EXCERPTED DATA
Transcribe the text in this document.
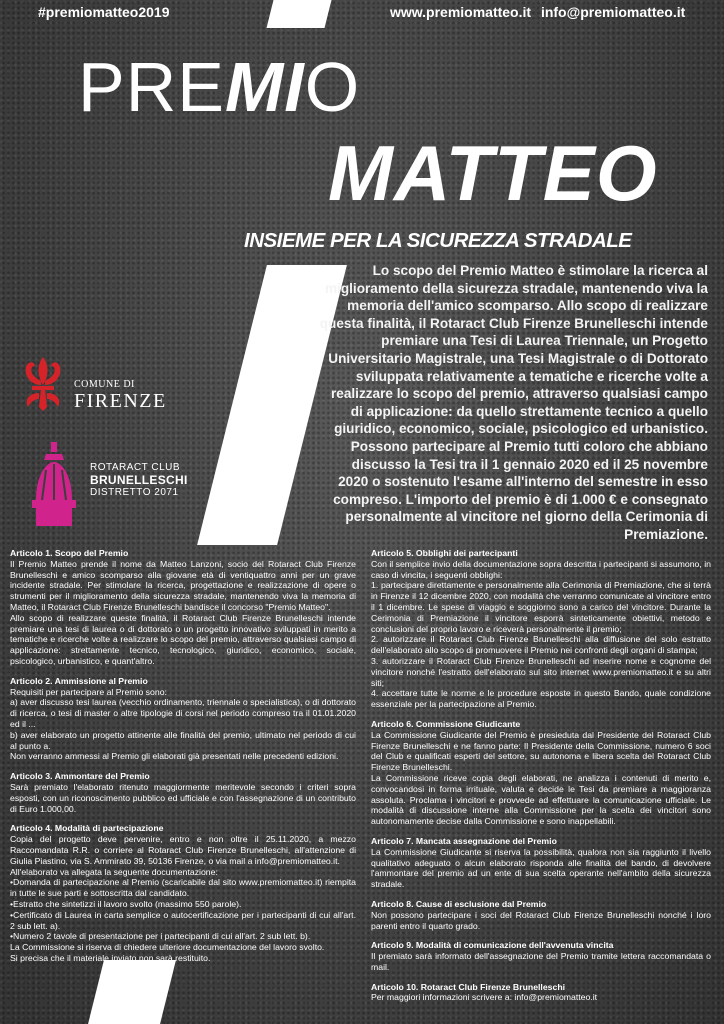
#premiomatteo2019	www.premiomatteo.it info@premiomatteo.it
PREMIO
MATTEO
INSIEME PER LA SICUREZZA STRADALE
Lo scopo del Premio Matteo è stimolare la ricerca al miglioramento della sicurezza stradale, mantenendo viva la memoria dell'amico scomparso. Allo scopo di realizzare questa finalità, il Rotaract Club Firenze Brunelleschi intende premiare una Tesi di Laurea Triennale, un Progetto Universitario Magistrale, una Tesi Magistrale o di Dottorato sviluppata relativamente a tematiche e ricerche volte a realizzare lo scopo del premio, attraverso qualsiasi campo di applicazione: da quello strettamente tecnico a quello giuridico, economico, sociale, psicologico ed urbanistico. Possono partecipare al Premio tutti coloro che abbiano discusso la Tesi tra il 1 gennaio 2020 ed il 25 novembre 2020 o sostenuto l'esame all'interno del semestre in esso compreso. L'importo del premio è di 1.000 € e consegnato personalmente al vincitore nel giorno della Cerimonia di Premiazione.
COMUNE DI
FIRENZE
ROTARACT CLUB
BRUNELLESCHI
DISTRETTO 2071
Articolo 1. Scopo del Premio
Il Premio Matteo prende il nome da Matteo Lanzoni, socio del Rotaract Club Firenze Brunelleschi e amico scomparso alla giovane età di ventiquattro anni per un grave incidente stradale. Per stimolare la ricerca, progettazione e realizzazione di opere o strumenti per il miglioramento della sicurezza stradale, mantenendo viva la memoria di Matteo, il Rotaract Club Firenze Brunelleschi bandisce il concorso "Premio Matteo".
Allo scopo di realizzare queste finalità, il Rotaract Club Firenze Brunelleschi intende premiare una tesi di laurea o di dottorato o un progetto innovativo sviluppati in merito a tematiche e ricerche volte a realizzare lo scopo del premio, attraverso qualsiasi campo di applicazione: strettamente tecnico, tecnologico, giuridico, economico, sociale, psicologico, urbanistico, e quant'altro.
Articolo 2. Ammissione al Premio
Requisiti per partecipare al Premio sono:
a) aver discusso tesi laurea (vecchio ordinamento, triennale o specialistica), o di dottorato di ricerca, o tesi di master o altre tipologie di corsi nel periodo compreso tra il 01.01.2020 ed il ...
b) aver elaborato un progetto attinente alle finalità del premio, ultimato nel periodo di cui al punto a.
Non verranno ammessi al Premio gli elaborati già presentati nelle precedenti edizioni.
Articolo 3. Ammontare del Premio
Sarà premiato l'elaborato ritenuto maggiormente meritevole secondo i criteri sopra esposti, con un riconoscimento pubblico ed ufficiale e con l'assegnazione di un contributo di Euro 1.000,00.
Articolo 4. Modalità di partecipazione
Copia del progetto deve pervenire, entro e non oltre il 25.11.2020, a mezzo Raccomandata R.R. o corriere al Rotaract Club Firenze Brunelleschi, all'attenzione di Giulia Piastino, via S. Ammirato 39, 50136 Firenze, o via mail a info@premiomatteo.it.
All'elaborato va allegata la seguente documentazione:
•Domanda di partecipazione al Premio (scaricabile dal sito www.premiomatteo.it) riempita in tutte le sue parti e sottoscritta dal candidato.
•Estratto che sintetizzi il lavoro svolto (massimo 550 parole).
•Certificato di Laurea in carta semplice o autocertificazione per i partecipanti di cui all'art. 2 sub lett. a).
•Numero 2 tavole di presentazione per i partecipanti di cui all'art. 2 sub lett. b).
La Commissione si riserva di chiedere ulteriore documentazione del lavoro svolto.
Si precisa che il materiale inviato non sarà restituito.
Articolo 5. Obblighi dei partecipanti
Con il semplice invio della documentazione sopra descritta i partecipanti si assumono, in caso di vincita, i seguenti obblighi:
1. partecipare direttamente e personalmente alla Cerimonia di Premiazione, che si terrà in Firenze il 12 dicembre 2020, con modalità che verranno comunicate al vincitore entro il 1 dicembre. Le spese di viaggio e soggiorno sono a carico del vincitore. Durante la Cerimonia di Premiazione il vincitore esporrà sinteticamente obiettivi, metodo e conclusioni del proprio lavoro e riceverà personalmente il premio;
2. autorizzare il Rotaract Club Firenze Brunelleschi alla diffusione del solo estratto dell'elaborato allo scopo di promuovere il Premio nei confronti degli organi di stampa;
3. autorizzare il Rotaract Club Firenze Brunelleschi ad inserire nome e cognome del vincitore nonché l'estratto dell'elaborato sul sito internet www.premiomatteo.it e su altri siti;
4. accettare tutte le norme e le procedure esposte in questo Bando, quale condizione essenziale per la partecipazione al Premio.
Articolo 6. Commissione Giudicante
La Commissione Giudicante del Premio è presieduta dal Presidente del Rotaract Club Firenze Brunelleschi e ne fanno parte: Il Presidente della Commissione, numero 6 soci del Club e qualificati esperti del settore, su autonoma e libera scelta del Rotaract Club Firenze Brunelleschi.
La Commissione riceve copia degli elaborati, ne analizza i contenuti di merito e, convocandosi in forma irrituale, valuta e decide le Tesi da premiare a maggioranza assoluta. Proclama i vincitori e provvede ad effettuare la comunicazione ufficiale. Le modalità di discussione interne alla Commissione per la scelta dei vincitori sono autonomamente decise dalla Commissione e sono inappellabili.
Articolo 7. Mancata assegnazione del Premio
La Commissione Giudicante si riserva la possibilità, qualora non sia raggiunto il livello qualitativo adeguato o alcun elaborato risponda alle finalità del bando, di devolvere l'ammontare del premio ad un ente di sua scelta operante nell'ambito della sicurezza stradale.
Articolo 8. Cause di esclusione dal Premio
Non possono partecipare i soci del Rotaract Club Firenze Brunelleschi nonché i loro parenti entro il quarto grado.
Articolo 9. Modalità di comunicazione dell'avvenuta vincita
Il premiato sarà informato dell'assegnazione del Premio tramite lettera raccomandata o mail.
Articolo 10. Rotaract Club Firenze Brunelleschi
Per maggiori informazioni scrivere a: info@premiomatteo.it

PROBLEM TO WORK ON
Drop the images and quote the entries word for word.

RESPONSE TO THE TASK
Transcribe the text in this document.
#premiomatteo2019	www.premiomatteo.it info@premiomatteo.it
PREMIO
MATTEO
INSIEME PER LA SICUREZZA STRADALE
Lo scopo del Premio Matteo è stimolare la ricerca al miglioramento della sicurezza stradale, mantenendo viva la memoria dell'amico scomparso. Allo scopo di realizzare questa finalità, il Rotaract Club Firenze Brunelleschi intende premiare una Tesi di Laurea Triennale, un Progetto Universitario Magistrale, una Tesi Magistrale o di Dottorato sviluppata relativamente a tematiche e ricerche volte a realizzare lo scopo del premio, attraverso qualsiasi campo di applicazione: da quello strettamente tecnico a quello giuridico, economico, sociale, psicologico ed urbanistico. Possono partecipare al Premio tutti coloro che abbiano discusso la Tesi tra il 1 gennaio 2020 ed il 25 novembre 2020 o sostenuto l'esame all'interno del semestre in esso compreso. L'importo del premio è di 1.000 € e consegnato personalmente al vincitore nel giorno della Cerimonia di Premiazione.
COMUNE DI
FIRENZE
ROTARACT CLUB
BRUNELLESCHI
DISTRETTO 2071
Articolo 1. Scopo del Premio
Il Premio Matteo prende il nome da Matteo Lanzoni, socio del Rotaract Club Firenze Brunelleschi e amico scomparso alla giovane età di ventiquattro anni per un grave incidente stradale. Per stimolare la ricerca, progettazione e realizzazione di opere o strumenti per il miglioramento della sicurezza stradale, mantenendo viva la memoria di Matteo, il Rotaract Club Firenze Brunelleschi bandisce il concorso "Premio Matteo".
Allo scopo di realizzare queste finalità, il Rotaract Club Firenze Brunelleschi intende premiare una tesi di laurea o di dottorato o un progetto innovativo sviluppati in merito a tematiche e ricerche volte a realizzare lo scopo del premio, attraverso qualsiasi campo di applicazione: strettamente tecnico, tecnologico, giuridico, economico, sociale, psicologico, urbanistico, e quant'altro.
Articolo 2. Ammissione al Premio
Requisiti per partecipare al Premio sono:
a) aver discusso tesi laurea (vecchio ordinamento, triennale o specialistica), o di dottorato di ricerca, o tesi di master o altre tipologie di corsi nel periodo compreso tra il 01.01.2020 ed il ...
b) aver elaborato un progetto attinente alle finalità del premio, ultimato nel periodo di cui al punto a.
Non verranno ammessi al Premio gli elaborati già presentati nelle precedenti edizioni.
Articolo 3. Ammontare del Premio
Sarà premiato l'elaborato ritenuto maggiormente meritevole secondo i criteri sopra esposti, con un riconoscimento pubblico ed ufficiale e con l'assegnazione di un contributo di Euro 1.000,00.
Articolo 4. Modalità di partecipazione
Copia del progetto deve pervenire, entro e non oltre il 25.11.2020, a mezzo Raccomandata R.R. o corriere al Rotaract Club Firenze Brunelleschi, all'attenzione di Giulia Piastino, via S. Ammirato 39, 50136 Firenze, o via mail a info@premiomatteo.it.
All'elaborato va allegata la seguente documentazione:
•Domanda di partecipazione al Premio (scaricabile dal sito www.premiomatteo.it) riempita in tutte le sue parti e sottoscritta dal candidato.
•Estratto che sintetizzi il lavoro svolto (massimo 550 parole).
•Certificato di Laurea in carta semplice o autocertificazione per i partecipanti di cui all'art. 2 sub lett. a).
•Numero 2 tavole di presentazione per i partecipanti di cui all'art. 2 sub lett. b).
La Commissione si riserva di chiedere ulteriore documentazione del lavoro svolto.
Si precisa che il materiale inviato non sarà restituito.
Articolo 5. Obblighi dei partecipanti
Con il semplice invio della documentazione sopra descritta i partecipanti si assumono, in caso di vincita, i seguenti obblighi:
1. partecipare direttamente e personalmente alla Cerimonia di Premiazione, che si terrà in Firenze il 12 dicembre 2020, con modalità che verranno comunicate al vincitore entro il 1 dicembre. Le spese di viaggio e soggiorno sono a carico del vincitore. Durante la Cerimonia di Premiazione il vincitore esporrà sinteticamente obiettivi, metodo e conclusioni del proprio lavoro e riceverà personalmente il premio;
2. autorizzare il Rotaract Club Firenze Brunelleschi alla diffusione del solo estratto dell'elaborato allo scopo di promuovere il Premio nei confronti degli organi di stampa;
3. autorizzare il Rotaract Club Firenze Brunelleschi ad inserire nome e cognome del vincitore nonché l'estratto dell'elaborato sul sito internet www.premiomatteo.it e su altri siti;
4. accettare tutte le norme e le procedure esposte in questo Bando, quale condizione essenziale per la partecipazione al Premio.
Articolo 6. Commissione Giudicante
La Commissione Giudicante del Premio è presieduta dal Presidente del Rotaract Club Firenze Brunelleschi e ne fanno parte: Il Presidente della Commissione, numero 6 soci del Club e qualificati esperti del settore, su autonoma e libera scelta del Rotaract Club Firenze Brunelleschi.
La Commissione riceve copia degli elaborati, ne analizza i contenuti di merito e, convocandosi in forma irrituale, valuta e decide le Tesi da premiare a maggioranza assoluta. Proclama i vincitori e provvede ad effettuare la comunicazione ufficiale. Le modalità di discussione interne alla Commissione per la scelta dei vincitori sono autonomamente decise dalla Commissione e sono inappellabili.
Articolo 7. Mancata assegnazione del Premio
La Commissione Giudicante si riserva la possibilità, qualora non sia raggiunto il livello qualitativo adeguato o alcun elaborato risponda alle finalità del bando, di devolvere l'ammontare del premio ad un ente di sua scelta operante nell'ambito della sicurezza stradale.
Articolo 8. Cause di esclusione dal Premio
Non possono partecipare i soci del Rotaract Club Firenze Brunelleschi nonché i loro parenti entro il quarto grado.
Articolo 9. Modalità di comunicazione dell'avvenuta vincita
Il premiato sarà informato dell'assegnazione del Premio tramite lettera raccomandata o mail.
Articolo 10. Rotaract Club Firenze Brunelleschi
Per maggiori informazioni scrivere a: info@premiomatteo.it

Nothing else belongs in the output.